▶ **Direction**
Review the listing and copy each line that holds the word "这个模块改动影响了登录模块".

▶ **Dataset excerpts**
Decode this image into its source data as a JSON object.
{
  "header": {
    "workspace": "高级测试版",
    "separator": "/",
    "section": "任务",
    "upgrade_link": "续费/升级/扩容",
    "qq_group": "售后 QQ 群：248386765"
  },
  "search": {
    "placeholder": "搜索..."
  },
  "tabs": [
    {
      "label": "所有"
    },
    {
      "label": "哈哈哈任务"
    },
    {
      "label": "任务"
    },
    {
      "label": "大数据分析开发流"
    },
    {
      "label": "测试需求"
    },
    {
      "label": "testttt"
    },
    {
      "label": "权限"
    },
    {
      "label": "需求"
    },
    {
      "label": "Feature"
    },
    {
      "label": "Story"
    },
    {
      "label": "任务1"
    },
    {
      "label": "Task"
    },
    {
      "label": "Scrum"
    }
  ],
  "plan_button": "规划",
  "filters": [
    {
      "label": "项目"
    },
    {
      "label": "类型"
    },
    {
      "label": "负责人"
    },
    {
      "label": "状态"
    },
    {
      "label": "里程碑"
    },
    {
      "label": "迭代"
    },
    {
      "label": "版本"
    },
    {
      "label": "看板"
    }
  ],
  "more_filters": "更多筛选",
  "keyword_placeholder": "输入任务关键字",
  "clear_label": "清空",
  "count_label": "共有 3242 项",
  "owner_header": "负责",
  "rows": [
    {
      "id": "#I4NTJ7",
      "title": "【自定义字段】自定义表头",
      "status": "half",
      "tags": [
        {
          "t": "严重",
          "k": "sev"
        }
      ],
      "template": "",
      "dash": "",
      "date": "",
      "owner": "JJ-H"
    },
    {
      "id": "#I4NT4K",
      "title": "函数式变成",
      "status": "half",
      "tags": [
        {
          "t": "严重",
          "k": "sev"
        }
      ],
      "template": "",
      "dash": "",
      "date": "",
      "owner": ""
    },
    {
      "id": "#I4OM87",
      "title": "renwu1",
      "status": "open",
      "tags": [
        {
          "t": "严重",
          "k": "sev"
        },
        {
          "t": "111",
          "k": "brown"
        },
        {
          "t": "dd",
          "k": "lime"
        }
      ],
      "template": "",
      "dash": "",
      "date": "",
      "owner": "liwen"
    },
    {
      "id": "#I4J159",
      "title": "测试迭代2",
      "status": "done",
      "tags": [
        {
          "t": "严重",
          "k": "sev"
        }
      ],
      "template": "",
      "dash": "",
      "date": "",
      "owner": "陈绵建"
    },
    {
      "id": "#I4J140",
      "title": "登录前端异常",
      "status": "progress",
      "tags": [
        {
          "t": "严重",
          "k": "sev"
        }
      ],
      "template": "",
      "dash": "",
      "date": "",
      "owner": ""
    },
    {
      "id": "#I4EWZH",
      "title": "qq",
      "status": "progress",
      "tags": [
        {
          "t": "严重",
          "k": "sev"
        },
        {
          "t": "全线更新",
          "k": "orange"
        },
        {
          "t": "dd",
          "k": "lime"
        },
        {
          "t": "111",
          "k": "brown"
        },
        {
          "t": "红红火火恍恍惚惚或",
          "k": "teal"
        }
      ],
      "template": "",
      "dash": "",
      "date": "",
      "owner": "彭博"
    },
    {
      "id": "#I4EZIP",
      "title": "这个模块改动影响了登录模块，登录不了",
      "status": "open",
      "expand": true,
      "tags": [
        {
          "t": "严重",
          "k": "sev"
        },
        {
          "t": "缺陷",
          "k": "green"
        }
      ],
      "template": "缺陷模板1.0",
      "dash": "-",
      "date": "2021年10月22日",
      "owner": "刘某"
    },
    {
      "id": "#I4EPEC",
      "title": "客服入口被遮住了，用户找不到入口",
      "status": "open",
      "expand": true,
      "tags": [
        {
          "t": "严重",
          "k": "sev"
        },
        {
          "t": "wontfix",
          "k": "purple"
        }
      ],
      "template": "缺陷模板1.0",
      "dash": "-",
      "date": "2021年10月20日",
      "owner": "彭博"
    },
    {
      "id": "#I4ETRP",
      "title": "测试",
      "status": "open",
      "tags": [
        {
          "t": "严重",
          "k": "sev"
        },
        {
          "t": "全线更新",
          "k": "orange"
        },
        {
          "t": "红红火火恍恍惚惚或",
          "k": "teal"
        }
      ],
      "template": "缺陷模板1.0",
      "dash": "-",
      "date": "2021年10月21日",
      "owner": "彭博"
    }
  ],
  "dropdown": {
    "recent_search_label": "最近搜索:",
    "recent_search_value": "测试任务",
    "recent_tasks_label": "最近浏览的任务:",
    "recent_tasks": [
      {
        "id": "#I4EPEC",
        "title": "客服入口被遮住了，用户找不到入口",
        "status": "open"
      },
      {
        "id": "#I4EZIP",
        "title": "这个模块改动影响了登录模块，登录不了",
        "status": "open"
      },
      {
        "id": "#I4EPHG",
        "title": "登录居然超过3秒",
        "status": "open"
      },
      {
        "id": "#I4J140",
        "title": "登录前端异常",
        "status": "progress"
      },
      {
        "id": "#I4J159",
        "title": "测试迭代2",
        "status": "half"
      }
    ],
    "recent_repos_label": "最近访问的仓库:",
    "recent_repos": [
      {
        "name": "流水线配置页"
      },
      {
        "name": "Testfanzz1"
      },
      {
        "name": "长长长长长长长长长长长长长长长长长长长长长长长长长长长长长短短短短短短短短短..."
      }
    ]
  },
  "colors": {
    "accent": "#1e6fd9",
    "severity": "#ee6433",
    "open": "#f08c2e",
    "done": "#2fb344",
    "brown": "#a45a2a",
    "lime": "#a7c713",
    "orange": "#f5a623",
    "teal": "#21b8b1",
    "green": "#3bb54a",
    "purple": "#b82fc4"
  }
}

▶ **Exercise output**
      "title": "这个模块改动影响了登录模块，登录不了",
        "title": "这个模块改动影响了登录模块，登录不了",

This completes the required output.